* [What the exercise asks]: Copy the listing from its start through the line containing "line-text: 程建设的各类要素保障，推动重点工程有序实施。 <box>166", substituting "subheading" for every occurrence of "section-heading" and leaving everything else unchanged.

* [Input]:
## START

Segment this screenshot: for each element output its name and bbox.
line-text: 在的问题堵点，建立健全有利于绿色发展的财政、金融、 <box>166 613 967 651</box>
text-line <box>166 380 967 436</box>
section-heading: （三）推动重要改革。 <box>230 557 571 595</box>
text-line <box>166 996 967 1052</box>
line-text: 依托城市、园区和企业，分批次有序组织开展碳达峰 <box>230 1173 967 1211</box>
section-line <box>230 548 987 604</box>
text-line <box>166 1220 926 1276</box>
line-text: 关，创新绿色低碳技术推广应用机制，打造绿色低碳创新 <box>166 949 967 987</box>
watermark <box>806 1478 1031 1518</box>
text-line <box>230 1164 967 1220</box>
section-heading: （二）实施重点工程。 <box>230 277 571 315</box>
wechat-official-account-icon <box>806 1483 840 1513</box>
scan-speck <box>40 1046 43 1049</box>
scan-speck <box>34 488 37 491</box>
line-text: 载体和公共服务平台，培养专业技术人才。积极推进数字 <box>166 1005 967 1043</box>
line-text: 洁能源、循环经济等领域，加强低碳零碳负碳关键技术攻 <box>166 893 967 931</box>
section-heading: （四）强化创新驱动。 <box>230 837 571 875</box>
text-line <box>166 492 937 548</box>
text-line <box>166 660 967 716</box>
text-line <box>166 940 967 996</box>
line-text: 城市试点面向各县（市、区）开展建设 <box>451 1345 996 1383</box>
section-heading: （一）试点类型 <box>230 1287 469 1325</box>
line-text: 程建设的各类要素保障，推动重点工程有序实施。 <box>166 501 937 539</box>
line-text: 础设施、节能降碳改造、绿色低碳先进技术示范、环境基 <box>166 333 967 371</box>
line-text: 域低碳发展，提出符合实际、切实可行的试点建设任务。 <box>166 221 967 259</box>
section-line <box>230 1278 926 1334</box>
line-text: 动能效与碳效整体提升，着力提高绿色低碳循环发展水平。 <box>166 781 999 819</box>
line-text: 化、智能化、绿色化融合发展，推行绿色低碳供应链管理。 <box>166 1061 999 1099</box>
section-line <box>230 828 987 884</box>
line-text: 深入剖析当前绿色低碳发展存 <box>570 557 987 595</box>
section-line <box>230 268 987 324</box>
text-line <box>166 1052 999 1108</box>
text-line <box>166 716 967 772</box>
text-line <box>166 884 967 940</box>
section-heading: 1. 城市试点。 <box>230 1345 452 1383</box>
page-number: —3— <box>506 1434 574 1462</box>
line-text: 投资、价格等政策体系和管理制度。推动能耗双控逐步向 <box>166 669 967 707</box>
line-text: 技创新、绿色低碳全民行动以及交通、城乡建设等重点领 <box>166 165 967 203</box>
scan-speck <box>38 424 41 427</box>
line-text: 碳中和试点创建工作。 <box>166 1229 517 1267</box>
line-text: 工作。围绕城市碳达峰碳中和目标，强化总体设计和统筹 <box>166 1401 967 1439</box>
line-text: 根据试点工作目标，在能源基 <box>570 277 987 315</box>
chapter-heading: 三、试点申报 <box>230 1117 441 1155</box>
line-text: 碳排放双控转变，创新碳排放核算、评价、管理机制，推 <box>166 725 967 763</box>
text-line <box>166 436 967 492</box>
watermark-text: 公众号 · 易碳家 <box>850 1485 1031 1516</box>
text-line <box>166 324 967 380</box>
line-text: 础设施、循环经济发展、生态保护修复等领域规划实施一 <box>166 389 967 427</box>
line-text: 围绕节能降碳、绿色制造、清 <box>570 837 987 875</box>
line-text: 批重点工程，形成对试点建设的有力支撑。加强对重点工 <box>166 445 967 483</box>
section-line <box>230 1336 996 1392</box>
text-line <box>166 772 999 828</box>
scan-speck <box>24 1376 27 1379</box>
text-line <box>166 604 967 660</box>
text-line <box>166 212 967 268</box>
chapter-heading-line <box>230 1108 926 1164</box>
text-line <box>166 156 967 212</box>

## END

* [Solution for this problem]:
Segment this screenshot: for each element output its name and bbox.
line-text: 在的问题堵点，建立健全有利于绿色发展的财政、金融、 <box>166 613 967 651</box>
text-line <box>166 380 967 436</box>
subheading: （三）推动重要改革。 <box>230 557 571 595</box>
text-line <box>166 996 967 1052</box>
line-text: 依托城市、园区和企业，分批次有序组织开展碳达峰 <box>230 1173 967 1211</box>
section-line <box>230 548 987 604</box>
text-line <box>166 1220 926 1276</box>
line-text: 关，创新绿色低碳技术推广应用机制，打造绿色低碳创新 <box>166 949 967 987</box>
watermark <box>806 1478 1031 1518</box>
text-line <box>230 1164 967 1220</box>
subheading: （二）实施重点工程。 <box>230 277 571 315</box>
wechat-official-account-icon <box>806 1483 840 1513</box>
scan-speck <box>40 1046 43 1049</box>
scan-speck <box>34 488 37 491</box>
line-text: 载体和公共服务平台，培养专业技术人才。积极推进数字 <box>166 1005 967 1043</box>
line-text: 洁能源、循环经济等领域，加强低碳零碳负碳关键技术攻 <box>166 893 967 931</box>
subheading: （四）强化创新驱动。 <box>230 837 571 875</box>
text-line <box>166 492 937 548</box>
text-line <box>166 660 967 716</box>
text-line <box>166 940 967 996</box>
line-text: 城市试点面向各县（市、区）开展建设 <box>451 1345 996 1383</box>
subheading: （一）试点类型 <box>230 1287 469 1325</box>
line-text: 程建设的各类要素保障，推动重点工程有序实施。 <box>166 501 937 539</box>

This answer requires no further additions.